The History of the Blume Center
The destruction caused by the 1906 San Francisco earthquake marked the beginning of a long and rich history of research and innovation in engineering, seismology and geology at Stanford University. Most of the Stanford campus buildings were constructed of unreinforced masonry and were concentrated within a central quadrangle. Several buildings on campus were destroyed or severely damaged during the quake, including the newly built gymnasium, the library and museum, and Memorial Church. Colored mosaic tiles from the Memorial Church were later found several hundred meters from the collapsed structure.
Following that catastrophic event, Professor William Rogers developed the first instrument to experimentally investigate soil effects during earthquakes. Through the 1930s research continued, laying the foundation for many current analytical and design approaches, particularly through the work of Professor Bailey Willis following the 1925 Santa Barbara Earthquake, the same earthquake that inspired a young John Blume to enter the field of Earthquake Engineering.
In 1934 Professor Lydik Jacobsen and his student, John Blume, developed the first field instrument for strong shaking of structures and investigated the performance of several buildings. They created one of the earliest multi-dimensional building models and studied its performance on a shaking table. During the 1940s an impact table for simulating earthquake ground motions was used to study the mechanical performance of large shear walls, masonry structures, frames and other structural elements. These experiments were important for understanding building vibrations and the implications of dynamic performance on static design.
In order to encourage the advancement of earthquake engineering research and education at Stanford, Dr. John A. Blume proposed the formation of the Earthquake Engineering Center that bears his name. Since its founding in 1974, the Blume Center has functioned as the umbrella for all earthquake engineering activities at Stanford University. The Blume Center has published more than one hundred technical reports and has organized major conferences, such as the Second US National Conference on Earthquake Engineering and the Fourth International Conference on Seismic Zonation. Researchers at the Blume Center have done pioneering work in many aspects of earthquake engineering, including seismic hazard and risk analysis, earthquake occurrence and ground motion modeling, component and system reliability, experimental research on small-scale models of structures and components, evaluation of damage potential of ground motions, and development of seismic design methodologies.

- [Dataset records]:
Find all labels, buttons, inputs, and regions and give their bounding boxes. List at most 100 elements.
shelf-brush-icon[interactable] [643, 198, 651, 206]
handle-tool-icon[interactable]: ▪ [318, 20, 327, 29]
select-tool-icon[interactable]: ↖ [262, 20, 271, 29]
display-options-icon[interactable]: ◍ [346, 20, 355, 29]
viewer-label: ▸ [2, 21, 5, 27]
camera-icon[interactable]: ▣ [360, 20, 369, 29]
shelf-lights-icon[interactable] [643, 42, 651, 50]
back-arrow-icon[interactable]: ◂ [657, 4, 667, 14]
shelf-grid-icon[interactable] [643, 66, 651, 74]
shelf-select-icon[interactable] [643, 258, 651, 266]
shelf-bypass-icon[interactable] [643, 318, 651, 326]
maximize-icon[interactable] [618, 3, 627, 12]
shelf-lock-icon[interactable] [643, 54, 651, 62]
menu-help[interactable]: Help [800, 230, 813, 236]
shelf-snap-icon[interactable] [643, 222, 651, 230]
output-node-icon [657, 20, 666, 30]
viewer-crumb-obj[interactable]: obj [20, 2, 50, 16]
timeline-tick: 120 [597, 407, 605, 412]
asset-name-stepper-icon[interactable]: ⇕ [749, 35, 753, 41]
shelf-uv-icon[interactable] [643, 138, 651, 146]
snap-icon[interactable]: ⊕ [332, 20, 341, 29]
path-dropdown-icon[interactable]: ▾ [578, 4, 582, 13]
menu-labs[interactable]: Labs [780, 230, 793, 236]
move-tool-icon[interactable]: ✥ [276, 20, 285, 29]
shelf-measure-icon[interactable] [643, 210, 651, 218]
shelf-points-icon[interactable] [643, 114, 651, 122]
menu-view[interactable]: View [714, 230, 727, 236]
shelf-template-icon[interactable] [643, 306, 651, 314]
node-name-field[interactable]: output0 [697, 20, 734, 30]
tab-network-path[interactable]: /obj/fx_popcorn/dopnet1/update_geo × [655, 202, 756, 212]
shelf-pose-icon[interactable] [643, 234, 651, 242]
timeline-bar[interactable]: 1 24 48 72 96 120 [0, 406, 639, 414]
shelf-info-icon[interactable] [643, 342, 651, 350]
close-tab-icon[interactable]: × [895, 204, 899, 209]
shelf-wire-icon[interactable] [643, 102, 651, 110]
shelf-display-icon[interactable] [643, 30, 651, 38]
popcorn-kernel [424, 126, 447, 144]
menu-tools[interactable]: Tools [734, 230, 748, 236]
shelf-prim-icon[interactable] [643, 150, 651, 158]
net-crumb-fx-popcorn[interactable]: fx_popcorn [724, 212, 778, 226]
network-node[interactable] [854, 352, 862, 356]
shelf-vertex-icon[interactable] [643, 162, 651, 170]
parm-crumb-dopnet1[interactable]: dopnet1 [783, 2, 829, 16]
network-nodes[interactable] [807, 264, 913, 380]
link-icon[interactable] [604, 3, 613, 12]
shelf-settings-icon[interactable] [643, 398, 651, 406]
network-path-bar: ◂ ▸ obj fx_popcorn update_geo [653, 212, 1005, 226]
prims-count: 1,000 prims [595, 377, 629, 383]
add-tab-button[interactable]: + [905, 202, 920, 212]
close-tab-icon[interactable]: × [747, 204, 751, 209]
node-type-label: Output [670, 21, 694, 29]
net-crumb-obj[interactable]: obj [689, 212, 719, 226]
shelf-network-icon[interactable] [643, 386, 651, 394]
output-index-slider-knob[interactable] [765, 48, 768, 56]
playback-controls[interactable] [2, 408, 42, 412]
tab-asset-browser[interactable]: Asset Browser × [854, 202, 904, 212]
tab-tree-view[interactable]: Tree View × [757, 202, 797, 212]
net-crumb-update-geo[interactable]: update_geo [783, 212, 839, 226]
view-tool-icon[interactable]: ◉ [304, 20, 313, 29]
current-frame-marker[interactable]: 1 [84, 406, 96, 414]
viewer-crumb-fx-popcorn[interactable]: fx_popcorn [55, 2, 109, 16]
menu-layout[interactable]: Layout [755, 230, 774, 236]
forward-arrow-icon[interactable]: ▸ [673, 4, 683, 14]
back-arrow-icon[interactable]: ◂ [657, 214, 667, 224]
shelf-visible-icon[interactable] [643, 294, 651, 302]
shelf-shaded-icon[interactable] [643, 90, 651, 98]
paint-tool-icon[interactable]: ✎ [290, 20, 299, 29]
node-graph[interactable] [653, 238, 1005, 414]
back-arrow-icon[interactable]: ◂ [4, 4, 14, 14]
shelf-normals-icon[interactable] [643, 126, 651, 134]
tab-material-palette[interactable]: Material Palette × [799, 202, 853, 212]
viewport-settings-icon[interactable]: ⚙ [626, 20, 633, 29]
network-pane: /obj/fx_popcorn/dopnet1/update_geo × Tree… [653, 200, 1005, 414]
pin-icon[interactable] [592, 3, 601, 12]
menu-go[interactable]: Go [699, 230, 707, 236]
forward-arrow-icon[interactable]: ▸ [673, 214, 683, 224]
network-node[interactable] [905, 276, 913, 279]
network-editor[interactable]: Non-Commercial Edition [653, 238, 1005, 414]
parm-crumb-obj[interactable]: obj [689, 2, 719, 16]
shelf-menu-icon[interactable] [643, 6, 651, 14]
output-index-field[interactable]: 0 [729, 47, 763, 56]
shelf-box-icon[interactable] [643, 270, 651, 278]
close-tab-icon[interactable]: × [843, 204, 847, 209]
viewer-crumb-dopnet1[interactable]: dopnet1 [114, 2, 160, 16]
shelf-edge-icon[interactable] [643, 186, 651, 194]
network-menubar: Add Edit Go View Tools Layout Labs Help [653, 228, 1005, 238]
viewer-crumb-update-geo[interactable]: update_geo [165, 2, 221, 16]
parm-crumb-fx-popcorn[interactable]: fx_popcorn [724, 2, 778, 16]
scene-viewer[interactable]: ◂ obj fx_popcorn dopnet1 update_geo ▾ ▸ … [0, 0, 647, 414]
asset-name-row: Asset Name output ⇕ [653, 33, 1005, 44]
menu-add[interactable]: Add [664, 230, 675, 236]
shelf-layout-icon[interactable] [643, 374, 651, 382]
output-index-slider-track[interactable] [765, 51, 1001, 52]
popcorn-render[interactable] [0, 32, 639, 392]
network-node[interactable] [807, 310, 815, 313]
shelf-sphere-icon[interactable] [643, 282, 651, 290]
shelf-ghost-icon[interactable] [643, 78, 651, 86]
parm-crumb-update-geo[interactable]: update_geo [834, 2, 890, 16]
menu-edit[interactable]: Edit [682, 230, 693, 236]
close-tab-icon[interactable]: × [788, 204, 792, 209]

- [Your tasks]:
1) From the Blume Center history, print everything from "In 1934 Professor" down to "on static design.".
2) According to the Blume Center history, who developed the first instrument to experimentally investigate soil effects during earthquakes?
3) Pick up the history of the Blume Center where it stops and continue writing it.

- [The results]:
1)
In 1934 Professor Lydik Jacobsen and his student, John Blume, developed the first field instrument for strong shaking of structures and investigated the performance of several buildings. They created one of the earliest multi-dimensional building models and studied its performance on a shaking table. During the 1940s an impact table for simulating earthquake ground motions was used to study the mechanical performance of large shear walls, masonry structures, frames and other structural elements. These experiments were important for understanding building vibrations and the implications of dynamic performance on static design.

2) Professor William Rogers

3)
In 1989 the Loma Prieta earthquake, a 7.1 magnitude quake centered in the Santa Cruz Mountains, caused a considerable amount of damage to buildings on the Stanford Campus, including Building 02-540, home to the John A. Blume Earthquake Engineering Center. Built in 1912, the building that now houses the Blume Center was originally an industrial engineering shop and aerodynamics lab, and has undergone significant changes over its lifetime. The building was constructed of lightly reinforced concrete piers and tie beams and unreinforced masonry infill with heavy wood timber trusses. It is considered to be a very important part of the University heritage and so every effort was made to preserve its original exterior appearance as well as all original construction material.
The seismic strengthening of the Blume Center, began in April of 1994, entailed improving the building to provide higher seismic strength, enhancing the building for disabled access, updating the fire suppression and detection system, and upgrading the building's telecommunications system. These concerns represent the needs and goals identified by Stanford University and required by Santa Clara County.
The connections between the high roof diaphragm (monitor) and roof trusses were strengthened to resist seismic forces. Bracing was added to the monitor side walls to transfer shear forces to the lower diaphragm. The lower roof diaphragm was strengthened by the addition of plywood sheathing. The ties between the lower roof diaphragm and walls were improved for shear and out-of-plane forces. New structural steel tubes were added as supplemental support for the existing roof trusses in the west portion, where they are supported by the existing concrete and masonry wall. Supplemental supports were not needed in the east portion where a substantial new shear wall provides lateral resistance and gravity load carrying capacity.
Lateral forces in the longitudinal (east-west) direction are resisted by concrete walls placed on the inside face of the existing walls. Lateral forces in the traverse (north-south) direction are resisted by the end walls and several interior steel braced frames.
The concrete and brick walls were also strengthened considerably. Around the entire perimeter of the building the brick infill above the window openings was removed and replaced with new concrete. On the north side of the building, the brick of three bays were removed leaving just the concrete piers. These bays were then infilled with concrete, creating a new concrete shear wall approximately 36 feet long. The new shear wall resists all of the seismic forces along the north side of the building. Interior steel braced frames were added to supplement the end walls as transverse lateral force-resisting elements. Braced frames were selected as the scheme best able to control building drift without undue adverse impact on functional use of the building. The steel braced frames are supported on new concrete grade beams, which in turn are supported by new drilled piers.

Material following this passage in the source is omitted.